## SUPPLIED ENTRIES
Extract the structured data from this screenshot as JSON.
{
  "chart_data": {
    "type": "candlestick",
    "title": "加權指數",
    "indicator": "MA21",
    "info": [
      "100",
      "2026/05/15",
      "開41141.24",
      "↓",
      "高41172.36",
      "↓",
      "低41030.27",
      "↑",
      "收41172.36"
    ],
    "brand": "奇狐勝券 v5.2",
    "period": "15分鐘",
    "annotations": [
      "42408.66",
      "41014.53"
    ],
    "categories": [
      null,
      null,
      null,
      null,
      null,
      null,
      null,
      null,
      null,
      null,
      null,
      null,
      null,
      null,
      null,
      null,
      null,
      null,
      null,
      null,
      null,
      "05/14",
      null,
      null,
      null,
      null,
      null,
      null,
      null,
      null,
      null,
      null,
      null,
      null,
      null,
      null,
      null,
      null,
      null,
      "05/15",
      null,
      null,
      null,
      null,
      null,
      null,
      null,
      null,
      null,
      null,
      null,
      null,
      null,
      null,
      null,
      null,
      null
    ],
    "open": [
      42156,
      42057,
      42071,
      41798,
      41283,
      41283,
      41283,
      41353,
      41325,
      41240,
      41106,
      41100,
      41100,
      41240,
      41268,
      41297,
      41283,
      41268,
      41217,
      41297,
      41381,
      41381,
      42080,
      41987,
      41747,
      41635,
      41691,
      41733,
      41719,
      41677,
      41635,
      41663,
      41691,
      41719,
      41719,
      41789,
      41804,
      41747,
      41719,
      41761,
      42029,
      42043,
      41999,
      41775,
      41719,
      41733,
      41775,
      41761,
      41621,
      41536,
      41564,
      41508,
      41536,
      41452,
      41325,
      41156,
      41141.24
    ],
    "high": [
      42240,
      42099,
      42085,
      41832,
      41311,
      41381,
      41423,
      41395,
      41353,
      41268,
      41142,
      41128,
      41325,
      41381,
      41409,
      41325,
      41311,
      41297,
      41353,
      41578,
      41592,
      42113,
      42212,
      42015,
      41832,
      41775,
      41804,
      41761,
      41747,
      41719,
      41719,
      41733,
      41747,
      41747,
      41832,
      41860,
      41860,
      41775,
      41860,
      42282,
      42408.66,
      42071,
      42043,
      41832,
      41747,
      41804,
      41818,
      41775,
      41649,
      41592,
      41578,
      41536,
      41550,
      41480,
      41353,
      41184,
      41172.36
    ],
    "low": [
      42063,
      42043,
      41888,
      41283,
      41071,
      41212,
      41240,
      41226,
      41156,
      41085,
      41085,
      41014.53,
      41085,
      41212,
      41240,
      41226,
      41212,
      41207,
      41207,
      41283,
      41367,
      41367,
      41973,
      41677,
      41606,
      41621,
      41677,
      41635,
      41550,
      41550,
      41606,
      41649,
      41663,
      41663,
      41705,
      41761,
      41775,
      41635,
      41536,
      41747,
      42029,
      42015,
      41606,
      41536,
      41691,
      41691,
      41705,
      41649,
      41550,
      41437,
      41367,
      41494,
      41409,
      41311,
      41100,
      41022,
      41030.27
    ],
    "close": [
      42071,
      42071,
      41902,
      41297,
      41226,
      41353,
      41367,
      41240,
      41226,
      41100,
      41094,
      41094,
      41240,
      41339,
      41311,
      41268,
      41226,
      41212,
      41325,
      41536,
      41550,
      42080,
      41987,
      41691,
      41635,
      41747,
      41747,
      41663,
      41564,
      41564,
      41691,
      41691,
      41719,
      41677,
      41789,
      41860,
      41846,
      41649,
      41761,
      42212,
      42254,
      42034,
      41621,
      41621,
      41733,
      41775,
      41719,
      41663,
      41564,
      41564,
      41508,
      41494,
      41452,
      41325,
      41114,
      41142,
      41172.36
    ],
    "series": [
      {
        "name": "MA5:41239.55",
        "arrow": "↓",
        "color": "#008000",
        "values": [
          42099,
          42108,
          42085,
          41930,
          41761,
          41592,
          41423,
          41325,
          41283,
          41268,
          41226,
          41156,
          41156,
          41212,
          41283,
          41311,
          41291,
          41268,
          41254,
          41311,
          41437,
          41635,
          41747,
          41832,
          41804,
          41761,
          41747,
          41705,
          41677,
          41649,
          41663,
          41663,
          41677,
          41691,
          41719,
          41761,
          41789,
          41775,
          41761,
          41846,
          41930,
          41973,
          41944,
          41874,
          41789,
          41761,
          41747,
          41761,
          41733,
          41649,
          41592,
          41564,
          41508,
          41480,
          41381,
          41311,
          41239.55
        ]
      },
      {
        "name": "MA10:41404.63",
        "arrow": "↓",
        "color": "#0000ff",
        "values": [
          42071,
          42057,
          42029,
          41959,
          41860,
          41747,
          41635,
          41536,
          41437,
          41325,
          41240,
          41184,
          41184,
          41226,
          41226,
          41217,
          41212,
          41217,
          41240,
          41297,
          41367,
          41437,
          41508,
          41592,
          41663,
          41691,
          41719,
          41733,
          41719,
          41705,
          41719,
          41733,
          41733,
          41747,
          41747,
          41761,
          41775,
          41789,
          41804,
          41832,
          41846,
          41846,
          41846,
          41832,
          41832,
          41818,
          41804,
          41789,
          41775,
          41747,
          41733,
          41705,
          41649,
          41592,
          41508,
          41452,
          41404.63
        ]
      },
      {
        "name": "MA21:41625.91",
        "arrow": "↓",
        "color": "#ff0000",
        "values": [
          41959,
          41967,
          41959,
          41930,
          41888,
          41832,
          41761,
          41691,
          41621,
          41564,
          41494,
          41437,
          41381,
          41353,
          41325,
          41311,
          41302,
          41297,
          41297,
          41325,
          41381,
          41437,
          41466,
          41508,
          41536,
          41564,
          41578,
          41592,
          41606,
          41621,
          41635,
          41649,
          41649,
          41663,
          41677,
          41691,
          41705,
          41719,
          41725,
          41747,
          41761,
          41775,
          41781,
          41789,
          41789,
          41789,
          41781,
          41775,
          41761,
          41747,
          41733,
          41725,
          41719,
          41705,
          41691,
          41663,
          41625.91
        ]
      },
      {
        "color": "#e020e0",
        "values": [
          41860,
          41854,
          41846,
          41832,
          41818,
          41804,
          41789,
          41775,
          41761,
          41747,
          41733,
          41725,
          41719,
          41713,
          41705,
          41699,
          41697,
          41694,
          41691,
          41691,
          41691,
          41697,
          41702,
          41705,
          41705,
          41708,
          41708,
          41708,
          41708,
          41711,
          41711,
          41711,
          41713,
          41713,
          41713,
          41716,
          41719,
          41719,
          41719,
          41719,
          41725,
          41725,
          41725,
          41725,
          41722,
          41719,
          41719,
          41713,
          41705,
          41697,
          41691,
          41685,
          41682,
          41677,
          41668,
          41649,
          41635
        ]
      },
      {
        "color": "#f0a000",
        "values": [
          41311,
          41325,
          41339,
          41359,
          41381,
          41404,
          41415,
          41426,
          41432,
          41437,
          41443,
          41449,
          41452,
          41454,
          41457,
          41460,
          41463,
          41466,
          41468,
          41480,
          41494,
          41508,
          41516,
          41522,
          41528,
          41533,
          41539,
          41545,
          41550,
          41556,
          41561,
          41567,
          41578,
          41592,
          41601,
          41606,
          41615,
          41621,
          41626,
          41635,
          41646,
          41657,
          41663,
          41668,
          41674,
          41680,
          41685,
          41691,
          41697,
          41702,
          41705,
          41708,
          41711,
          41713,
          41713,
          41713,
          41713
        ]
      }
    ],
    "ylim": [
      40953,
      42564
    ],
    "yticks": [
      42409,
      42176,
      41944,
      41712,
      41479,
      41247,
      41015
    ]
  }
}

## TASK TO COMPLETE
Go through the preceding material and copy each line that has the word "color".

## RESPONSE
        "color": "#008000",
        "color": "#0000ff",
        "color": "#ff0000",
        "color": "#e020e0",
        "color": "#f0a000",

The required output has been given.